** Begin Text block **
IN THE COURT OF APPEALS OF NORTH CAROLINA
No. COA22-737
Filed 01 August 2023
Mecklenburg County, No. 14 CVD 002667
ANDREA CROWELL, Plaintiff,
v.
WILLIAM CROWELL, Defendant.
Appeal by Plaintiff from order entered 9 May 2022 by Judge Christy T. Mann
in Mecklenburg County District Court. Heard in the Court of Appeals 10 May 2023.
Law Office of Thomas D. Bumgardner, PLLC, by Thomas D. Bumgardner, and
Plumides, Romano & Johnson, PC, by Richard B. Johnson, for plaintiff-
appellant.
No brief filed for defendant-appellee.
MURPHY, Judge.
N.C.G.S. § 1-294 strips a trial court of subject matter jurisdiction to enter
further orders during the pendency of an appeal if the issues in the new order are
embraced by the order previously appealed from. Here, the trial court entered an
order granting a preliminary injunction on behalf of Defendant during the pendency
of a previous appeal that prevented Plaintiff from disposing of property.1 However,
1 On 6 June 2023, we resolved that appeal by partially vacating the trial court’s equitable
distribution judgment and order because the trial court improperly reduced the distributive award to
a money judgment. Crowell v. Crowell, COA22-111, __ N.C. App. __, 888 S.E.2d 227, 231. However,
we rejected Plaintiff’s argument that the award’s collateral effect on her separate property violated
the law of the case. Id. at 230.
** End Text block **
** Begin The data **
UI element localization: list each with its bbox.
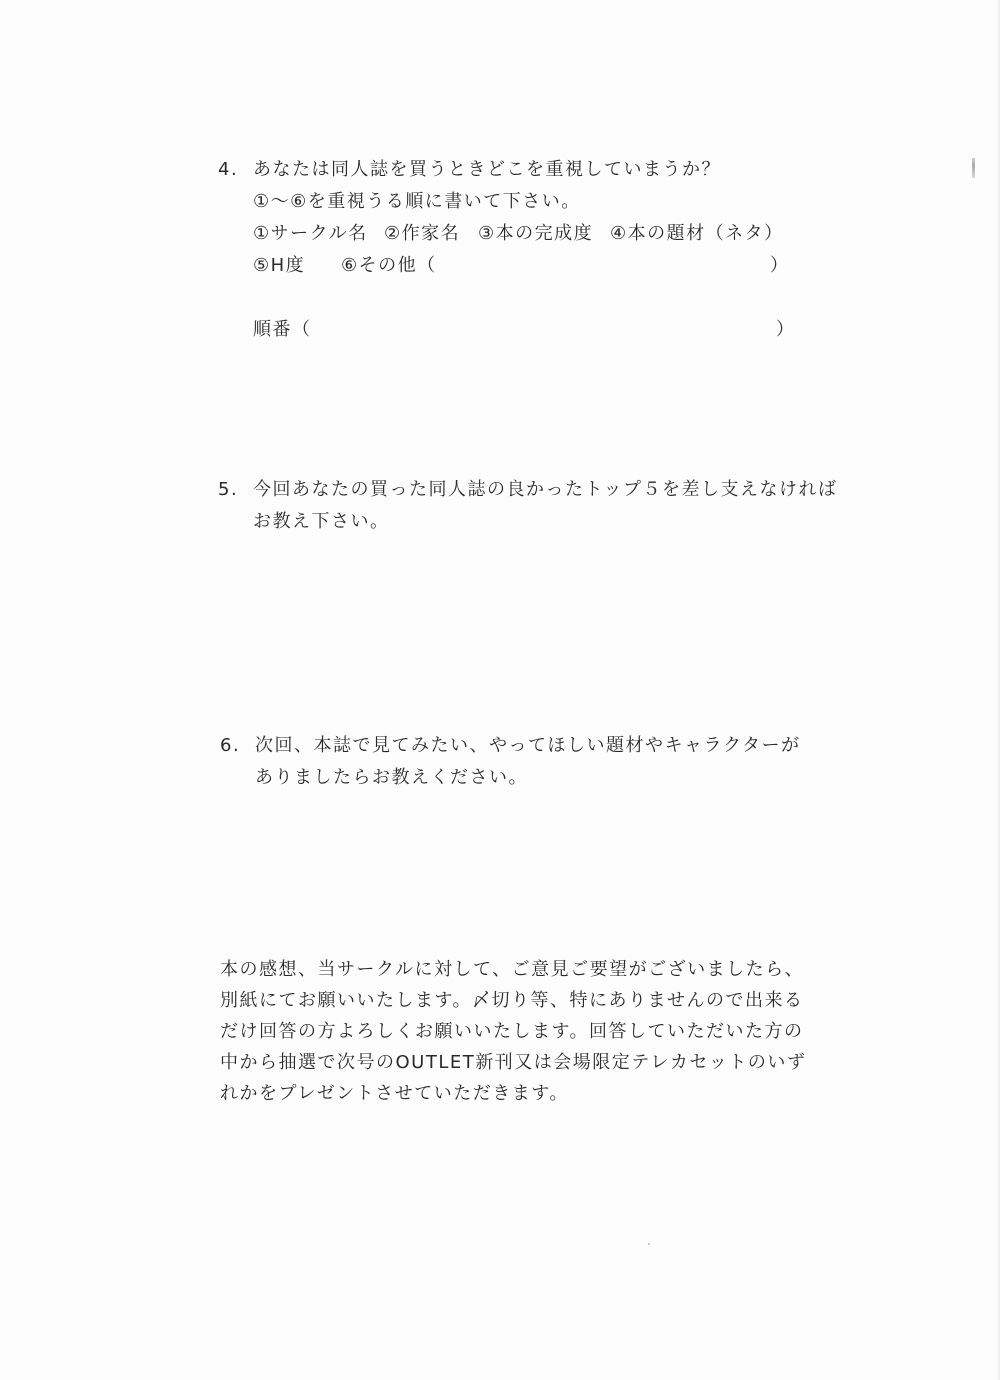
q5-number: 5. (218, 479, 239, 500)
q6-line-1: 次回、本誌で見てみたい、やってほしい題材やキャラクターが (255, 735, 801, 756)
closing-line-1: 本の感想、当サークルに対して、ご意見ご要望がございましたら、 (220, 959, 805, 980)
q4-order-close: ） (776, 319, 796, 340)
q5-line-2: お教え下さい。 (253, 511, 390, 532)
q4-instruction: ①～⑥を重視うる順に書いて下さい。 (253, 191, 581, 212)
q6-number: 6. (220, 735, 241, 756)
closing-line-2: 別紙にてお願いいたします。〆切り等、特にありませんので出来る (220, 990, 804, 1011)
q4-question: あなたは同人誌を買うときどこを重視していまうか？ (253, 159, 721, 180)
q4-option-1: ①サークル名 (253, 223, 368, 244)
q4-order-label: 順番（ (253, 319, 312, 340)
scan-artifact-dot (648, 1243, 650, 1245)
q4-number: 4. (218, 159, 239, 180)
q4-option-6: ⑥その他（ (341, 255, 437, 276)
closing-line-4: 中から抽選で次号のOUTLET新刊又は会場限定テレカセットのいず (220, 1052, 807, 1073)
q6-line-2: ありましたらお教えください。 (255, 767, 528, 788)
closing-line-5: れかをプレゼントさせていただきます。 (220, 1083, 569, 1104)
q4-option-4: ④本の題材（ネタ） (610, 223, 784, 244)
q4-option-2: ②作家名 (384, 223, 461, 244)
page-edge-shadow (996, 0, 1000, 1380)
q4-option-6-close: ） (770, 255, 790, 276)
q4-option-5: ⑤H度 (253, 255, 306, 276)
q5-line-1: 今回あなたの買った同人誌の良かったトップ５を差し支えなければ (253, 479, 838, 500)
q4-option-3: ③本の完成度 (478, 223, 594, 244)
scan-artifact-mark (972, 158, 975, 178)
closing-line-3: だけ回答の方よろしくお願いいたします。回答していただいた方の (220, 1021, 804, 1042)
** End The data **
Set exercise A:
Answer these questions from the court opinion:
(i) Which judge entered the order that Plaintiff appealed?
(ii) On what date was the case heard in the Court of Appeals?
(iii) On what date, according to the footnote, was the earlier appeal resolved?
Set exercise B: Lay out the lines of the records as a numbered list, from the line with "q5-number: 5. (218, 479, 239, 500)" to the line with "q4-option-1: ①サークル名 (253, 223, 368, 244)", both included, and omit any blank lines.

Written solution A:
(i) Judge Christy T. Mann
(ii) 10 May 2023
(iii) 6 June 2023

Written solution B:
1. q5-number: 5. (218, 479, 239, 500)
2. q6-line-1: 次回、本誌で見てみたい、やってほしい題材やキャラクターが (255, 735, 801, 756)
3. closing-line-1: 本の感想、当サークルに対して、ご意見ご要望がございましたら、 (220, 959, 805, 980)
4. q4-order-close: ） (776, 319, 796, 340)
5. q5-line-2: お教え下さい。 (253, 511, 390, 532)
6. q4-instruction: ①～⑥を重視うる順に書いて下さい。 (253, 191, 581, 212)
7. q6-number: 6. (220, 735, 241, 756)
8. closing-line-2: 別紙にてお願いいたします。〆切り等、特にありませんので出来る (220, 990, 804, 1011)
9. q4-question: あなたは同人誌を買うときどこを重視していまうか？ (253, 159, 721, 180)
10. q4-option-1: ①サークル名 (253, 223, 368, 244)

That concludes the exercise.